What you will do: Your answer must consist solely of the number of lines that contain the word "houses".
### Listed records ###
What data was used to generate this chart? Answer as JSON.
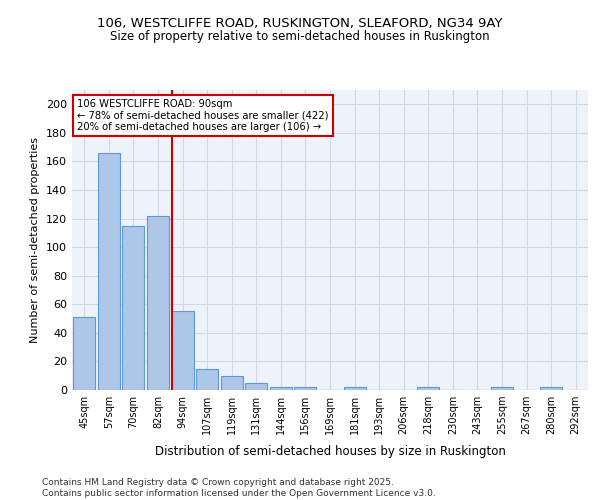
{
  "title1": "106, WESTCLIFFE ROAD, RUSKINGTON, SLEAFORD, NG34 9AY",
  "title2": "Size of property relative to semi-detached houses in Ruskington",
  "xlabel": "Distribution of semi-detached houses by size in Ruskington",
  "ylabel": "Number of semi-detached properties",
  "categories": [
    "45sqm",
    "57sqm",
    "70sqm",
    "82sqm",
    "94sqm",
    "107sqm",
    "119sqm",
    "131sqm",
    "144sqm",
    "156sqm",
    "169sqm",
    "181sqm",
    "193sqm",
    "206sqm",
    "218sqm",
    "230sqm",
    "243sqm",
    "255sqm",
    "267sqm",
    "280sqm",
    "292sqm"
  ],
  "values": [
    51,
    166,
    115,
    122,
    55,
    15,
    10,
    5,
    2,
    2,
    0,
    2,
    0,
    0,
    2,
    0,
    0,
    2,
    0,
    2,
    0
  ],
  "bar_color": "#aec6e8",
  "bar_edge_color": "#5b9bd5",
  "red_line_x": 3.55,
  "annotation_title": "106 WESTCLIFFE ROAD: 90sqm",
  "annotation_line1": "← 78% of semi-detached houses are smaller (422)",
  "annotation_line2": "20% of semi-detached houses are larger (106) →",
  "annotation_box_color": "#ffffff",
  "annotation_box_edge": "#cc0000",
  "red_line_color": "#cc0000",
  "footer1": "Contains HM Land Registry data © Crown copyright and database right 2025.",
  "footer2": "Contains public sector information licensed under the Open Government Licence v3.0.",
  "ylim": [
    0,
    210
  ],
  "yticks": [
    0,
    20,
    40,
    60,
    80,
    100,
    120,
    140,
    160,
    180,
    200
  ],
  "grid_color": "#d0d8e8",
  "bg_color": "#eef2fa"
}
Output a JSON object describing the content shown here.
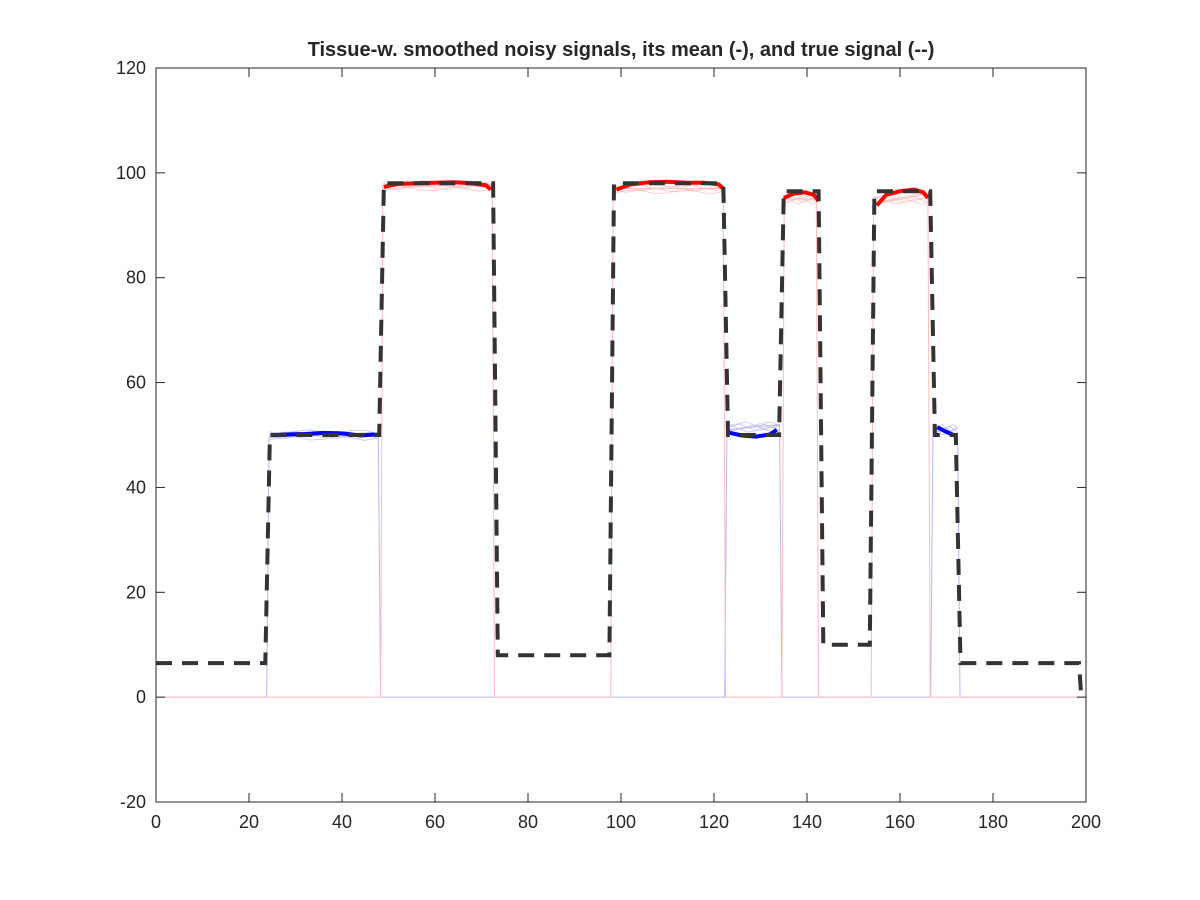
{
  "chart_data": {
    "type": "line",
    "title": "Tissue-w. smoothed noisy signals, its mean (-), and true signal (--)",
    "xlabel": "",
    "ylabel": "",
    "xlim": [
      0,
      200
    ],
    "ylim": [
      -20,
      120
    ],
    "xticks": [
      0,
      20,
      40,
      60,
      80,
      100,
      120,
      140,
      160,
      180,
      200
    ],
    "yticks": [
      -20,
      0,
      20,
      40,
      60,
      80,
      100,
      120
    ],
    "grid": false,
    "legend": "none",
    "colors": {
      "axes": "#262626",
      "true_signal": "#333333",
      "mean_tissue_50": "#0000ff",
      "mean_tissue_98": "#ff0000",
      "noisy_tissue_50": "#b8b8f0",
      "noisy_tissue_98": "#ffbcbc"
    },
    "series": [
      {
        "style": "dashed",
        "role": "true_signal",
        "x": [
          0,
          23.5,
          24.5,
          48,
          49,
          72.5,
          73.5,
          97.5,
          98.5,
          122,
          123,
          134,
          135,
          142.5,
          143.5,
          153.5,
          154.5,
          166.5,
          167.5,
          172,
          173,
          198.5,
          199
        ],
        "y": [
          6.5,
          6.5,
          50,
          50,
          98,
          98,
          8,
          8,
          98,
          98,
          50,
          50,
          96.5,
          96.5,
          10,
          10,
          96.5,
          96.5,
          50,
          50,
          6.5,
          6.5,
          0
        ]
      },
      {
        "style": "solid",
        "role": "mean_tissue_50",
        "segments": [
          {
            "x": [
              25,
              28,
              32,
              36,
              40,
              44,
              47
            ],
            "y": [
              50,
              50.1,
              50.2,
              50.4,
              50.3,
              49.9,
              50.1
            ]
          },
          {
            "x": [
              123,
              126,
              129,
              132,
              133.5
            ],
            "y": [
              50.5,
              49.9,
              49.7,
              50.1,
              51
            ]
          },
          {
            "x": [
              168,
              169.5,
              171,
              172
            ],
            "y": [
              51.5,
              50.8,
              50.2,
              49.8
            ]
          }
        ]
      },
      {
        "style": "solid",
        "role": "mean_tissue_98",
        "segments": [
          {
            "x": [
              49,
              52,
              56,
              60,
              64,
              68,
              71,
              72
            ],
            "y": [
              97.3,
              97.9,
              98,
              98.1,
              98.2,
              98,
              97.6,
              96.8
            ]
          },
          {
            "x": [
              99,
              102,
              106,
              110,
              114,
              118,
              121,
              122
            ],
            "y": [
              96.8,
              97.8,
              98.2,
              98.3,
              98.1,
              98.1,
              97.8,
              97
            ]
          },
          {
            "x": [
              135,
              137,
              139.5,
              141.5,
              142.5
            ],
            "y": [
              95.2,
              96,
              96.3,
              95.8,
              94.6
            ]
          },
          {
            "x": [
              155,
              157,
              160,
              163,
              165,
              166
            ],
            "y": [
              93.8,
              95.8,
              96.5,
              96.8,
              96.3,
              95.2
            ]
          }
        ]
      },
      {
        "style": "thin",
        "role": "noisy_tissue_50",
        "x": [
          0,
          23.8,
          24.3,
          47.8,
          48.3,
          122.3,
          122.8,
          134.1,
          134.6,
          166.6,
          167.1,
          172.4,
          172.9,
          200
        ],
        "y": [
          0,
          0,
          49.5,
          50.5,
          0,
          0,
          51,
          52,
          0,
          0,
          52,
          50,
          0,
          0
        ]
      },
      {
        "style": "thin",
        "role": "noisy_tissue_98",
        "x": [
          0,
          48.3,
          48.8,
          72.3,
          72.8,
          97.8,
          98.3,
          122.0,
          122.5,
          134.6,
          135.1,
          142.0,
          142.5,
          153.8,
          154.3,
          166.0,
          166.5,
          200
        ],
        "y": [
          0,
          0,
          97.5,
          97.5,
          0,
          0,
          97,
          97,
          0,
          0,
          95,
          95,
          0,
          0,
          94,
          96,
          0,
          0
        ]
      }
    ]
  }
}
###
Response for this exercise: 4